• Document segment:
--------

True, back in the heady days when everyone ‘knew’ that tar sands production was going to triple by 2030, the need for additional pipeline capacity in the near future was a strong argument in favor of building more of them.  But that scenario is long gone, and there now exists a cap on tar sands production put in place by the Alberta government as part of its own program for responding to climate change.  Hughes’s argument against additional pipelines is simply that if the cap is going to be complied with, and if Canada is going to at least try to meet its self-imposed obligations under the 2015 Paris Agreement, then production capacity in the tar sands is not going to expand to the point where additional pipeline capacity will be necessary.  Why build them if they are not needed?

The final part of the Myth is that a rapid expansion of tar sands production is not only necessary and desirable, it is compatible with sound, sustainable environmental management including mitigation of climate change.  To deal with this we must look at emissions due to extraction and processing (to the point of export) and Canada’s permissible total cumulative emissions if we are going to meet our Paris Agreement targets.

While some may call it ethical, tar sands ‘oil’ is definitely dirty and hard to handle.  Because it is a semisolid, it does not flow readily in wells or in pipelines.  Some of it is extracted from vast open pit mines requiring heavy equipment and the energy such equipment consumes.  Mostly it is too deep to be dug up and is mined by injecting steam deep underground to warm up the bitumen and make it more fluid.  Producing and pumping all that steam adds to the cost, and to the energy cost, of bitumen mining.  Either way, bitumen extraction is an energy-intensive operation.

--------

• Entries supplied:
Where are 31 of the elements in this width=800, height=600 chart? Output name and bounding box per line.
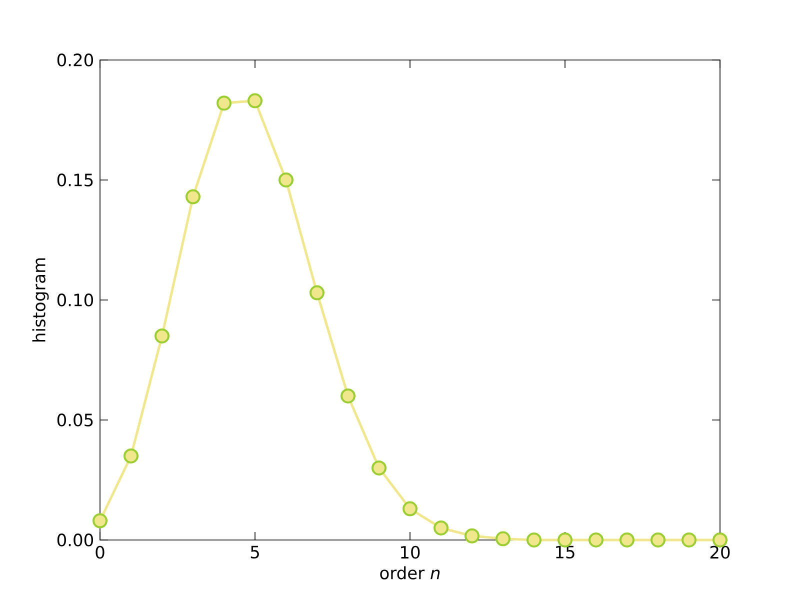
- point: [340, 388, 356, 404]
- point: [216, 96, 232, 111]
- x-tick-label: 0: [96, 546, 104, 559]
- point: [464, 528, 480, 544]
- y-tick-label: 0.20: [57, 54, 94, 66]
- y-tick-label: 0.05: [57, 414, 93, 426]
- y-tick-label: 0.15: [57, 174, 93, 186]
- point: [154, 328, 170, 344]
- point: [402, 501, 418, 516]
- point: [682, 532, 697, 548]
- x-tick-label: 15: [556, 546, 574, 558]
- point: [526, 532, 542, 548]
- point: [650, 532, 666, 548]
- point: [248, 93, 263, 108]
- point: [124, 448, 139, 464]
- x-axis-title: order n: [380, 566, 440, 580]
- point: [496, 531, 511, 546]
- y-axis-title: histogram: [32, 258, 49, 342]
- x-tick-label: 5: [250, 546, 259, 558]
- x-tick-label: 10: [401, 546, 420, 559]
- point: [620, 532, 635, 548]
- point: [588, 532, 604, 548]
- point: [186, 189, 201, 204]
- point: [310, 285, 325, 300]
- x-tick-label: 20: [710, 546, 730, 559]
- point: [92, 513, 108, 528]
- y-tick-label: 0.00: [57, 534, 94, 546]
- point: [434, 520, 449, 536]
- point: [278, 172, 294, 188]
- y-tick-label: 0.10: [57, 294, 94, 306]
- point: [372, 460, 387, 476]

--------

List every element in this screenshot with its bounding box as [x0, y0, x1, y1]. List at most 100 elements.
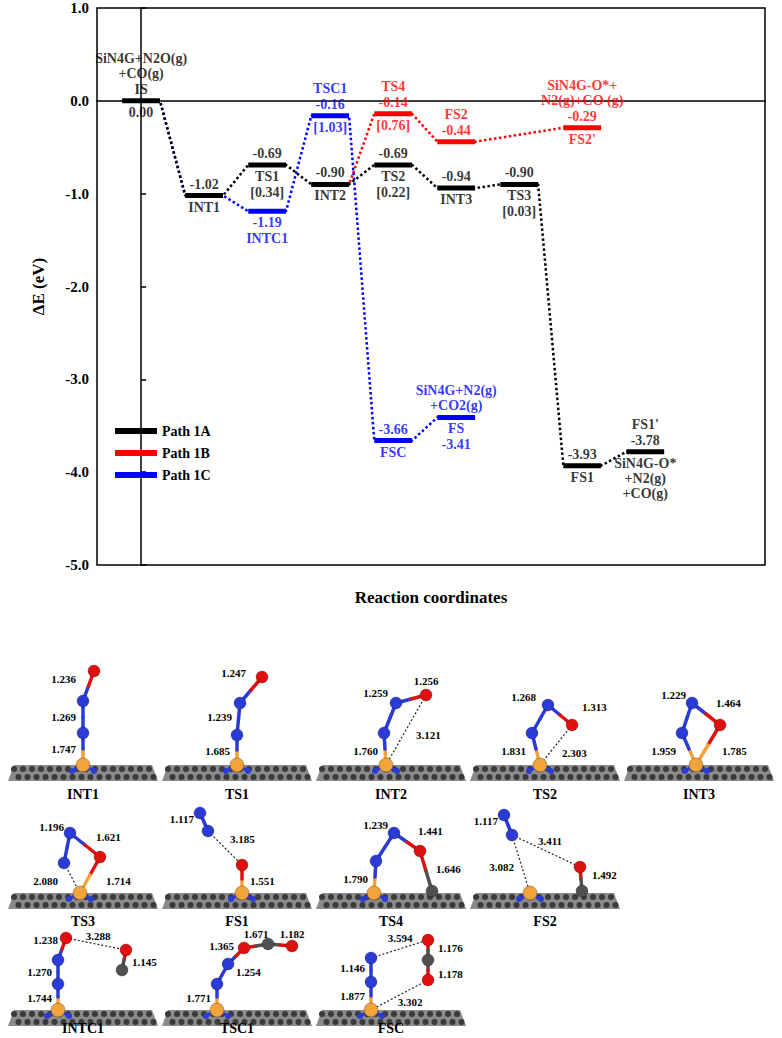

--------

• Set problem 1: According to the tar sands passage, why does tar sands "oil" not flow readily in wells or pipelines?
• Set problem 2:
Decide whether each statement agrees with the tar sands passage. Answer yes or no for each, quoting the words of the passage that settle it.
(a) Most tar sands bitumen is dug out of open pit mines.
(b) The Alberta government has capped tar sands production.
(c) Steam is injected underground to make the bitumen more fluid.
• Set problem 3: Copy from the tar sands passage the stretch that begins at the words "The final part" and stops after "Paris Agreement targets.".
The data has no part in this work.

• Result 1: It is a semisolid.

• Result 2:
(a) No: "Mostly it is too deep to be dug up and is mined by injecting steam deep underground to warm up the bitumen and make it more fluid."
(b) Yes: "there now exists a cap on tar sands production put in place by the Alberta government"
(c) Yes: "injecting steam deep underground to warm up the bitumen and make it more fluid"

• Result 3:
The final part of the Myth is that a rapid expansion of tar sands production is not only necessary and desirable, it is compatible with sound, sustainable environmental management including mitigation of climate change.  To deal with this we must look at emissions due to extraction and processing (to the point of export) and Canada’s permissible total cumulative emissions if we are going to meet our Paris Agreement targets.